REQUIREMENT
Leave out the images; return the rest of the data exactly.

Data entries
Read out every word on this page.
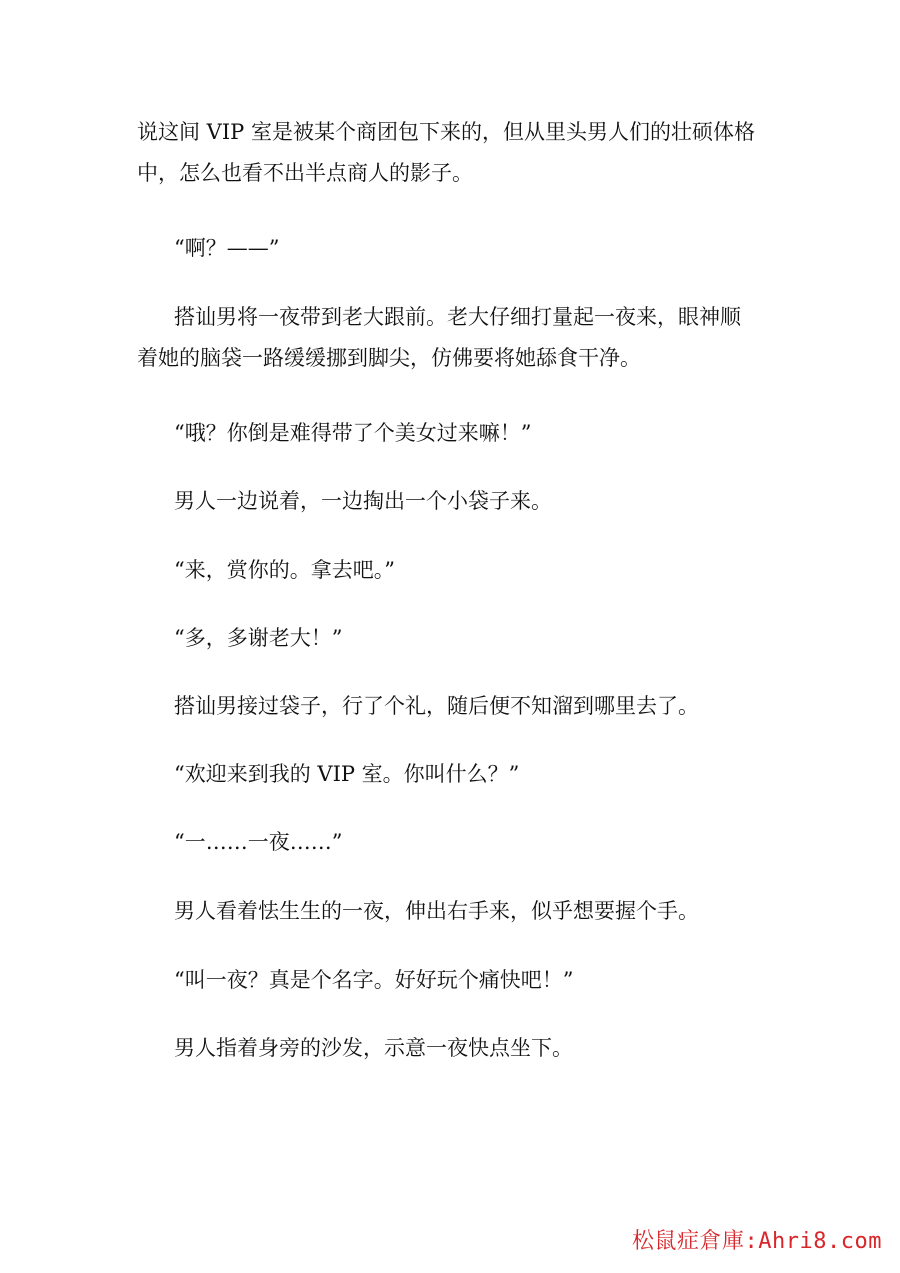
说这间 VIP 室是被某个商团包下来的，但从里头男人们的壮硕体格
中，怎么也看不出半点商人的影子。
“啊？——”
搭讪男将一夜带到老大跟前。老大仔细打量起一夜来，眼神顺
着她的脑袋一路缓缓挪到脚尖，仿佛要将她舔食干净。
“哦？你倒是难得带了个美女过来嘛！”
男人一边说着，一边掏出一个小袋子来。
“来，赏你的。拿去吧。”
“多，多谢老大！”
搭讪男接过袋子，行了个礼，随后便不知溜到哪里去了。
“欢迎来到我的 VIP 室。你叫什么？”
“一……一夜……”
男人看着怯生生的一夜，伸出右手来，似乎想要握个手。
“叫一夜？真是个名字。好好玩个痛快吧！”
男人指着身旁的沙发，示意一夜快点坐下。
松鼠症倉庫:Ahri8.com
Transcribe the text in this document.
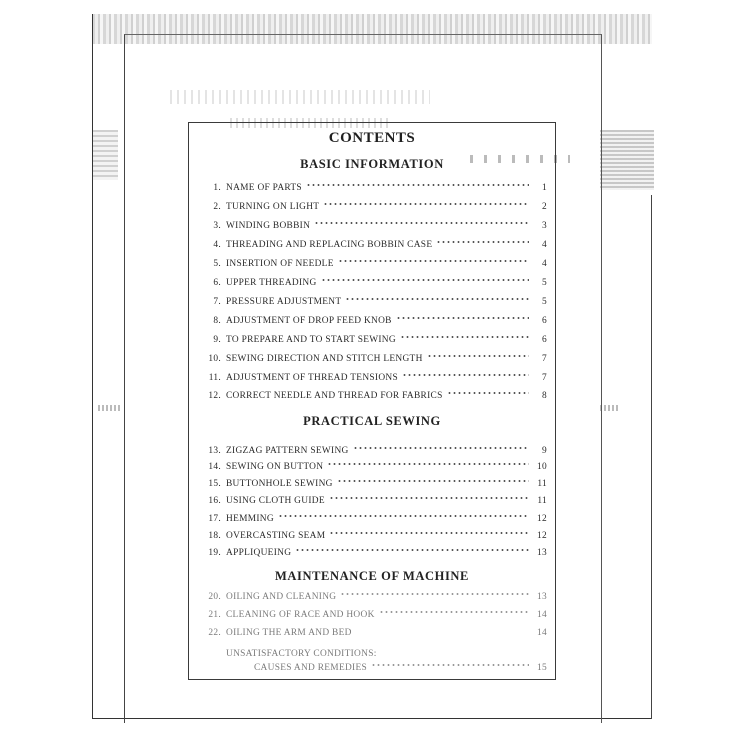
CONTENTS
BASIC INFORMATION
1. NAME OF PARTS	1
2. TURNING ON LIGHT	2
3. WINDING BOBBIN	3
4. THREADING AND REPLACING BOBBIN CASE	4
5. INSERTION OF NEEDLE	4
6. UPPER THREADING	5
7. PRESSURE ADJUSTMENT	5
8. ADJUSTMENT OF DROP FEED KNOB	6
9. TO PREPARE AND TO START SEWING	6
10. SEWING DIRECTION AND STITCH LENGTH	7
11. ADJUSTMENT OF THREAD TENSIONS	7
12. CORRECT NEEDLE AND THREAD FOR FABRICS	8
PRACTICAL SEWING
13. ZIGZAG PATTERN SEWING	9
14. SEWING ON BUTTON	10
15. BUTTONHOLE SEWING	11
16. USING CLOTH GUIDE	11
17. HEMMING	12
18. OVERCASTING SEAM	12
19. APPLIQUEING	13
MAINTENANCE OF MACHINE
20. OILING AND CLEANING	13
21. CLEANING OF RACE AND HOOK	14
22. OILING THE ARM AND BED	14
UNSATISFACTORY CONDITIONS:
CAUSES AND REMEDIES	15
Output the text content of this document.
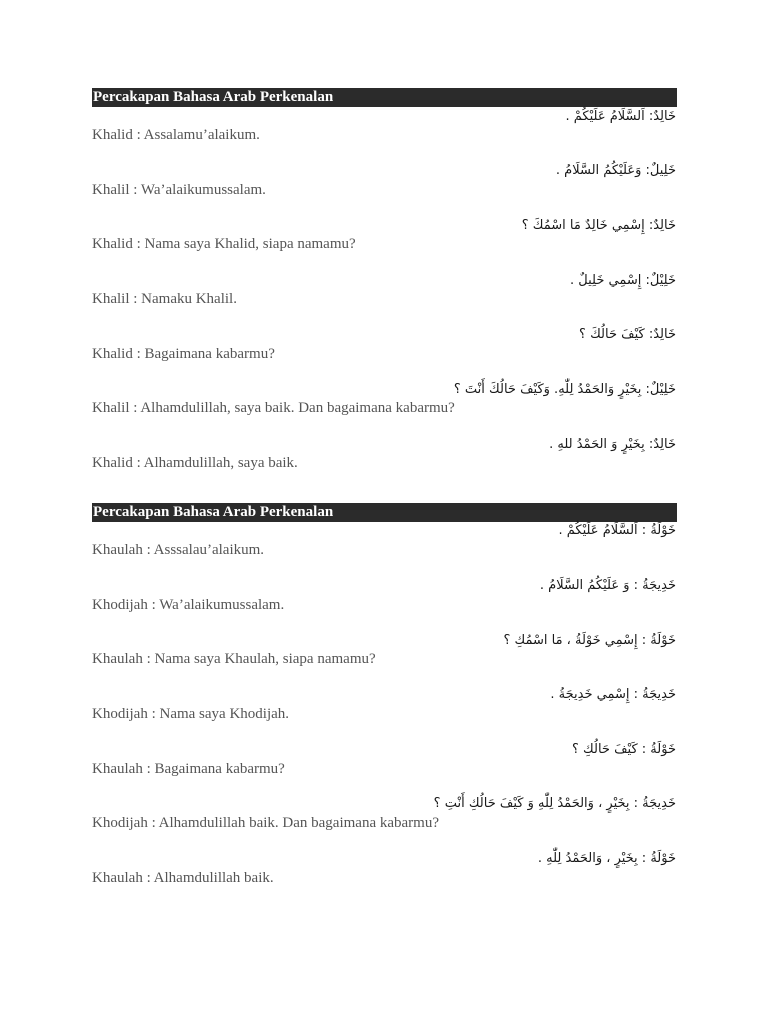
Percakapan Bahasa Arab Perkenalan
خَالِدٌ: اَلسَّلَامُ عَلَيْكُمْ .
Khalid : Assalamu’alaikum.
خَلِيلٌ: وَعَلَيْكُمُ السَّلَامُ .
Khalil : Wa’alaikumussalam.
خَالِدٌ: إِسْمِي خَالِدٌ مَا اسْمُكَ ؟
Khalid : Nama saya Khalid, siapa namamu?
خَلِيْلٌ: إِسْمِي خَلِيلٌ .
Khalil : Namaku Khalil.
خَالِدٌ: كَيْفَ حَالُكَ ؟
Khalid : Bagaimana kabarmu?
خَلِيْلٌ: بِخَيْرٍ وَالحَمْدُ لِلّٰهِ. وَكَيْفَ حَالُكَ أَنْتَ ؟
Khalil : Alhamdulillah, saya baik. Dan bagaimana kabarmu?
خَالِدٌ: بِخَيْرٍ وَ الحَمْدُ للهِ .
Khalid : Alhamdulillah, saya baik.
Percakapan Bahasa Arab Perkenalan
خَوْلَةُ : اَلسَّلَامُ عَلَيْكُمْ .
Khaulah : Asssalau’alaikum.
خَدِيجَةُ : وَ عَلَيْكُمُ السَّلَامُ .
Khodijah : Wa’alaikumussalam.
خَوْلَةُ : إِسْمِي خَوْلَةُ ، مَا اسْمُكِ ؟
Khaulah : Nama saya Khaulah, siapa namamu?
خَدِيجَةُ : إِسْمِي خَدِيجَةُ .
Khodijah : Nama saya Khodijah.
خَوْلَةُ : كَيْفَ حَالُكِ ؟
Khaulah : Bagaimana kabarmu?
خَدِيجَةُ : بِخَيْرٍ ، وَالحَمْدُ لِلّٰهِ وَ كَيْفَ حَالُكِ أَنْتِ ؟
Khodijah : Alhamdulillah baik. Dan bagaimana kabarmu?
خَوْلَةُ : بِخَيْرٍ ، وَالحَمْدُ لِلّٰهِ .
Khaulah : Alhamdulillah baik.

RESPONSE TO THE EXERCISE
Read out every word on this page.
说这间 VIP 室是被某个商团包下来的，但从里头男人们的壮硕体格
中，怎么也看不出半点商人的影子。
“啊？——”
搭讪男将一夜带到老大跟前。老大仔细打量起一夜来，眼神顺
着她的脑袋一路缓缓挪到脚尖，仿佛要将她舔食干净。
“哦？你倒是难得带了个美女过来嘛！”
男人一边说着，一边掏出一个小袋子来。
“来，赏你的。拿去吧。”
“多，多谢老大！”
搭讪男接过袋子，行了个礼，随后便不知溜到哪里去了。
“欢迎来到我的 VIP 室。你叫什么？”
“一……一夜……”
男人看着怯生生的一夜，伸出右手来，似乎想要握个手。
“叫一夜？真是个名字。好好玩个痛快吧！”
男人指着身旁的沙发，示意一夜快点坐下。
松鼠症倉庫:Ahri8.com
Transcribe the text in this document.
CONTENTS
BASIC INFORMATION
1. NAME OF PARTS	1
2. TURNING ON LIGHT	2
3. WINDING BOBBIN	3
4. THREADING AND REPLACING BOBBIN CASE	4
5. INSERTION OF NEEDLE	4
6. UPPER THREADING	5
7. PRESSURE ADJUSTMENT	5
8. ADJUSTMENT OF DROP FEED KNOB	6
9. TO PREPARE AND TO START SEWING	6
10. SEWING DIRECTION AND STITCH LENGTH	7
11. ADJUSTMENT OF THREAD TENSIONS	7
12. CORRECT NEEDLE AND THREAD FOR FABRICS	8
PRACTICAL SEWING
13. ZIGZAG PATTERN SEWING	9
14. SEWING ON BUTTON	10
15. BUTTONHOLE SEWING	11
16. USING CLOTH GUIDE	11
17. HEMMING	12
18. OVERCASTING SEAM	12
19. APPLIQUEING	13
MAINTENANCE OF MACHINE
20. OILING AND CLEANING	13
21. CLEANING OF RACE AND HOOK	14
22. OILING THE ARM AND BED	14
UNSATISFACTORY CONDITIONS:
CAUSES AND REMEDIES	15
Output the text content of this document.
Percakapan Bahasa Arab Perkenalan
خَالِدٌ: اَلسَّلَامُ عَلَيْكُمْ .
Khalid : Assalamu’alaikum.
خَلِيلٌ: وَعَلَيْكُمُ السَّلَامُ .
Khalil : Wa’alaikumussalam.
خَالِدٌ: إِسْمِي خَالِدٌ مَا اسْمُكَ ؟
Khalid : Nama saya Khalid, siapa namamu?
خَلِيْلٌ: إِسْمِي خَلِيلٌ .
Khalil : Namaku Khalil.
خَالِدٌ: كَيْفَ حَالُكَ ؟
Khalid : Bagaimana kabarmu?
خَلِيْلٌ: بِخَيْرٍ وَالحَمْدُ لِلّٰهِ. وَكَيْفَ حَالُكَ أَنْتَ ؟
Khalil : Alhamdulillah, saya baik. Dan bagaimana kabarmu?
خَالِدٌ: بِخَيْرٍ وَ الحَمْدُ للهِ .
Khalid : Alhamdulillah, saya baik.
Percakapan Bahasa Arab Perkenalan
خَوْلَةُ : اَلسَّلَامُ عَلَيْكُمْ .
Khaulah : Asssalau’alaikum.
خَدِيجَةُ : وَ عَلَيْكُمُ السَّلَامُ .
Khodijah : Wa’alaikumussalam.
خَوْلَةُ : إِسْمِي خَوْلَةُ ، مَا اسْمُكِ ؟
Khaulah : Nama saya Khaulah, siapa namamu?
خَدِيجَةُ : إِسْمِي خَدِيجَةُ .
Khodijah : Nama saya Khodijah.
خَوْلَةُ : كَيْفَ حَالُكِ ؟
Khaulah : Bagaimana kabarmu?
خَدِيجَةُ : بِخَيْرٍ ، وَالحَمْدُ لِلّٰهِ وَ كَيْفَ حَالُكِ أَنْتِ ؟
Khodijah : Alhamdulillah baik. Dan bagaimana kabarmu?
خَوْلَةُ : بِخَيْرٍ ، وَالحَمْدُ لِلّٰهِ .
Khaulah : Alhamdulillah baik.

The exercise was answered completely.